» **PROBLEM REQUIREMENTS**
Scan the listing below and copy every line holding "more".

-------- RECORDED INFORMATION --------

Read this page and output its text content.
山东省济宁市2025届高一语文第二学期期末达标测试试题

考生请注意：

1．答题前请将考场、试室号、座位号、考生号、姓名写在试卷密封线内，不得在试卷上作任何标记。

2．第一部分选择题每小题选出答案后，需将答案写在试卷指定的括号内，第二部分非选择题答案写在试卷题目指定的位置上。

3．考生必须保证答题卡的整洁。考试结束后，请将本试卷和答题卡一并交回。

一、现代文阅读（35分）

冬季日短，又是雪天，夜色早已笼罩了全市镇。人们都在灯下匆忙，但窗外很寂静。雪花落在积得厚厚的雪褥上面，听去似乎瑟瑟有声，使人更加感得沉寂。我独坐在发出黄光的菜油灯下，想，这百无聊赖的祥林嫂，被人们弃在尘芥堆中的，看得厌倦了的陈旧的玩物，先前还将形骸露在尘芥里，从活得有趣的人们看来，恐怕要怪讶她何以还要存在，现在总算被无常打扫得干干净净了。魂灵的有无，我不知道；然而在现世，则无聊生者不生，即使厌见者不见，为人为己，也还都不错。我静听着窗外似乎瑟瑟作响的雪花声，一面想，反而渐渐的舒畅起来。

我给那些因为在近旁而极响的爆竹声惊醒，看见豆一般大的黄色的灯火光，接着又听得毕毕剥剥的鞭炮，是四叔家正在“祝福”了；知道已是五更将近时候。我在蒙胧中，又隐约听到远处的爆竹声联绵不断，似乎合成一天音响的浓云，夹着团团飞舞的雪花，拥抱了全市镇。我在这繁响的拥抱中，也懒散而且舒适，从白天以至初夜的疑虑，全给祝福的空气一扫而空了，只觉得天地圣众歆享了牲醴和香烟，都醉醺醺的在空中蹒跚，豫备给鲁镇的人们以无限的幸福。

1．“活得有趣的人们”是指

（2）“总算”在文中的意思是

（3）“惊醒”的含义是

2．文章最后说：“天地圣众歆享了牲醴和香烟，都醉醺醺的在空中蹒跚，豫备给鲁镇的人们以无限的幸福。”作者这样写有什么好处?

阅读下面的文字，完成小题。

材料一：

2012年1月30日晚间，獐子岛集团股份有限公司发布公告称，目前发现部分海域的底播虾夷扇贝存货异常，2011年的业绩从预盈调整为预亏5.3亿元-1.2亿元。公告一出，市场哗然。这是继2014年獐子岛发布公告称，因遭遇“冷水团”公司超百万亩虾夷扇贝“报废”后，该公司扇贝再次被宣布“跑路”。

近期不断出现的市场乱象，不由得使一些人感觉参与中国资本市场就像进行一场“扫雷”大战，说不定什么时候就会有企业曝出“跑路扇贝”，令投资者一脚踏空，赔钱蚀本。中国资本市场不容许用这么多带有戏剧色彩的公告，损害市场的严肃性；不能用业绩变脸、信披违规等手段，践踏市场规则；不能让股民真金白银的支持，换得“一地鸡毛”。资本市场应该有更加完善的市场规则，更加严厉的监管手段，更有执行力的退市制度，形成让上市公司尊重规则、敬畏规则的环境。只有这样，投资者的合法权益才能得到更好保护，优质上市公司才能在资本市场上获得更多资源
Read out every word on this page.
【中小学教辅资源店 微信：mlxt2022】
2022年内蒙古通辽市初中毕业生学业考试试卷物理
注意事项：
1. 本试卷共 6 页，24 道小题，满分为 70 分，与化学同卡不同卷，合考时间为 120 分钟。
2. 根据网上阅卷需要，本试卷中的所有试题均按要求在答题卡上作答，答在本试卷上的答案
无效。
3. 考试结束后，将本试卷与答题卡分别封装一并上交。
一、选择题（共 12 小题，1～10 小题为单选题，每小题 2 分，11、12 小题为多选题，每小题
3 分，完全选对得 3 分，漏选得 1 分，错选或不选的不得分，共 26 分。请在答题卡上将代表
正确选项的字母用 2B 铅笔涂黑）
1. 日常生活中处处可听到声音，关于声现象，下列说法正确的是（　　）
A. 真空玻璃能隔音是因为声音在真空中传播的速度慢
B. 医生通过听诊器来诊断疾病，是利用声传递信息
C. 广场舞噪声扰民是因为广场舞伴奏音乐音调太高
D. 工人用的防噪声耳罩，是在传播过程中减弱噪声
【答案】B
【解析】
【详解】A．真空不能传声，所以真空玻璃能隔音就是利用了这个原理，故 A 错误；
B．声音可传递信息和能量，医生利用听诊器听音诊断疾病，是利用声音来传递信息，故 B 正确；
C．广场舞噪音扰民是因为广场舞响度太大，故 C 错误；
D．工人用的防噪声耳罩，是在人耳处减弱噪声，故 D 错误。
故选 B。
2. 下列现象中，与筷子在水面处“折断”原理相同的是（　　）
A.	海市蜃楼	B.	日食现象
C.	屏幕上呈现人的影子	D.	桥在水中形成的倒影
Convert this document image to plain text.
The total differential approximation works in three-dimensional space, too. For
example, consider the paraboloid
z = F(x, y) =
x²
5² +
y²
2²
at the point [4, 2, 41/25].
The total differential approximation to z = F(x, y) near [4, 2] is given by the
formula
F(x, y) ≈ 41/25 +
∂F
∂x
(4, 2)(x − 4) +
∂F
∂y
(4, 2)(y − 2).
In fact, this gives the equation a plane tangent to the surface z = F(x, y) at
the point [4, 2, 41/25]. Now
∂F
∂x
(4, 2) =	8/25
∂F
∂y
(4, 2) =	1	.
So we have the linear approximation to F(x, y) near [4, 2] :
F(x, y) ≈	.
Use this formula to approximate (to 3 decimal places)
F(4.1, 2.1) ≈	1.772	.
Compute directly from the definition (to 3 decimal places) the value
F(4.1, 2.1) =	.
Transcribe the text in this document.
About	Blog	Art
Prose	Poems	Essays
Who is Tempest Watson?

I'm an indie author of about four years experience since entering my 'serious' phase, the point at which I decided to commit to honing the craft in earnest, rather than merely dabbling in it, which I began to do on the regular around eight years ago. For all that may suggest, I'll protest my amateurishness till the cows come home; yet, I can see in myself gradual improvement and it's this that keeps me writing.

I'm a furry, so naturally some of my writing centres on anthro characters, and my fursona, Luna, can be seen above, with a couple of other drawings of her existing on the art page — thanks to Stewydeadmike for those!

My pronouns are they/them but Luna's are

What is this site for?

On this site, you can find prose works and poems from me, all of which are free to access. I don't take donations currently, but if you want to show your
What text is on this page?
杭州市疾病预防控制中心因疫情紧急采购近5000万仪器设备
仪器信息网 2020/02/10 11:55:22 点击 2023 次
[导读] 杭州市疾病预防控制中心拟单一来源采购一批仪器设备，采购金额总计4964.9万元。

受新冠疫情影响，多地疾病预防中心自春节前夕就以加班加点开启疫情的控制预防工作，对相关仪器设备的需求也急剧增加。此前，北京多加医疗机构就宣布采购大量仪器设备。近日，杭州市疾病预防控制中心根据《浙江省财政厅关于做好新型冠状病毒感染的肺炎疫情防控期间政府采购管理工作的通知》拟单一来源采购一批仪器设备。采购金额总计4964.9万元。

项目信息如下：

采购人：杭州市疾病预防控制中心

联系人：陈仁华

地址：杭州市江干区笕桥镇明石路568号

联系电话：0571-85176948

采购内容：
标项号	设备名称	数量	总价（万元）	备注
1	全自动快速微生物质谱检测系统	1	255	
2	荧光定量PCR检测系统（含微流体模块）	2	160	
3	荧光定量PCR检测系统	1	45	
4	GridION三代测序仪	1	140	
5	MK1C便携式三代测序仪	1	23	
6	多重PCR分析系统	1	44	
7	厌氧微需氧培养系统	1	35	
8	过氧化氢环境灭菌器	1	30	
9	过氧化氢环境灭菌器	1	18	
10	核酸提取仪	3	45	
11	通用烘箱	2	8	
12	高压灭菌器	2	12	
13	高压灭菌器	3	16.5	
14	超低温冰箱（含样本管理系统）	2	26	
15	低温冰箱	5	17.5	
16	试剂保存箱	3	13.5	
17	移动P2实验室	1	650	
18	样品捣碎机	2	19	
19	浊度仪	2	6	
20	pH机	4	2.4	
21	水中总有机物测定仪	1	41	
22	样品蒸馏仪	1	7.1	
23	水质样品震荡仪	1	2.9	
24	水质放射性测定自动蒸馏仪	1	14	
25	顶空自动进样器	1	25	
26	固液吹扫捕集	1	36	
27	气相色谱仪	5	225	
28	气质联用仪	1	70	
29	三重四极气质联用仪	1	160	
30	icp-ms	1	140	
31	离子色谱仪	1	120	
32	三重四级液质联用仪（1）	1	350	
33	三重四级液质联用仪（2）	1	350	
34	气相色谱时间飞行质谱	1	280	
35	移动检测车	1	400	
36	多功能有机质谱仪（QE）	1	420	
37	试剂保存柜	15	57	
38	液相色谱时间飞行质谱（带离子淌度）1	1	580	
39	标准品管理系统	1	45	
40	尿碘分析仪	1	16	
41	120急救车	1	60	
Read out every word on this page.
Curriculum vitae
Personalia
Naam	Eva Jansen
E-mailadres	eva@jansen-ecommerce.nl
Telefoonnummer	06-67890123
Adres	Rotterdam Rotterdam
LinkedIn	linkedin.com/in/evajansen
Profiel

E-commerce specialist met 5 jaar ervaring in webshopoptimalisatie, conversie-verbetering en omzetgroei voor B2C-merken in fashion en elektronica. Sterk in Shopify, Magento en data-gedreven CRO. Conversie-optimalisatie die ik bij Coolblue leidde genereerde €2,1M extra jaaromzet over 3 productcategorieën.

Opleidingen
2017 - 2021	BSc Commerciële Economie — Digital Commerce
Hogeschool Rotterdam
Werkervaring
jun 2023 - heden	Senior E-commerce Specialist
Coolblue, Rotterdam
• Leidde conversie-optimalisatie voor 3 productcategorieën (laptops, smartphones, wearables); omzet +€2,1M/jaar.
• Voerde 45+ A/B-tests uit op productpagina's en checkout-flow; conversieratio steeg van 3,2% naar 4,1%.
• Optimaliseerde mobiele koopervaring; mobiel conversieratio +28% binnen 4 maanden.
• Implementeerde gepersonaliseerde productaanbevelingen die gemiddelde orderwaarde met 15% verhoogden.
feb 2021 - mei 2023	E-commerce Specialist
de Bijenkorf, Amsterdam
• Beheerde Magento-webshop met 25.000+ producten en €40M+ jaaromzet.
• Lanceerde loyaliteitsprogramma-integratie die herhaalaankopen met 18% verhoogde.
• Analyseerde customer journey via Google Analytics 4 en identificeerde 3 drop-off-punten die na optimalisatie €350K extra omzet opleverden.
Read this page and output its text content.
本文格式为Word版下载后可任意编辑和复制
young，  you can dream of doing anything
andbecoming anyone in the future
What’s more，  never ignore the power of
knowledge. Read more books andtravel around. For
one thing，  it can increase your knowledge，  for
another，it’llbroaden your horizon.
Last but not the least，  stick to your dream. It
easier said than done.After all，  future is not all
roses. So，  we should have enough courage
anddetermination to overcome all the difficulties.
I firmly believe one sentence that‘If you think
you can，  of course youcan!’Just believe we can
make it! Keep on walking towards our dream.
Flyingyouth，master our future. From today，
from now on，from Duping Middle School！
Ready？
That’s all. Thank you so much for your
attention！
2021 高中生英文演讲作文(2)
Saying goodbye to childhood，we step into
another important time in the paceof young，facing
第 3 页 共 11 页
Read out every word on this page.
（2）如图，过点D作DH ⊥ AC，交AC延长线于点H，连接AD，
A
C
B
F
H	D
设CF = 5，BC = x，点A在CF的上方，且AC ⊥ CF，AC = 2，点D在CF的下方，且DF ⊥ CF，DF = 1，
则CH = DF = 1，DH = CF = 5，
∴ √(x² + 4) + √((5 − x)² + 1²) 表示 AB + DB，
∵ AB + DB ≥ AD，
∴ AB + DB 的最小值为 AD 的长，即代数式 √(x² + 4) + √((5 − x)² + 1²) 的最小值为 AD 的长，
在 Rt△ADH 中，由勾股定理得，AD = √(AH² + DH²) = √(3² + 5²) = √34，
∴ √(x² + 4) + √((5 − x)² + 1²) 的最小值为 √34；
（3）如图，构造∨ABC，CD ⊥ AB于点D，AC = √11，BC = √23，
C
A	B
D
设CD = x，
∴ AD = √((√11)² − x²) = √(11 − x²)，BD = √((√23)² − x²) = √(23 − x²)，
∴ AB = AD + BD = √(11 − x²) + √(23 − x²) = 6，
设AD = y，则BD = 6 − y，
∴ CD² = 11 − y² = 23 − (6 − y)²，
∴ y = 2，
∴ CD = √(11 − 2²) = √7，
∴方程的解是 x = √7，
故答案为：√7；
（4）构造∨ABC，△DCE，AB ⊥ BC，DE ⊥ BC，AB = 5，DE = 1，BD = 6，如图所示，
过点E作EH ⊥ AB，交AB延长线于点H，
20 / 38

--------

» **WRITTEN ANSWER**
What’s more，  never ignore the power of
knowledge. Read more books andtravel around. For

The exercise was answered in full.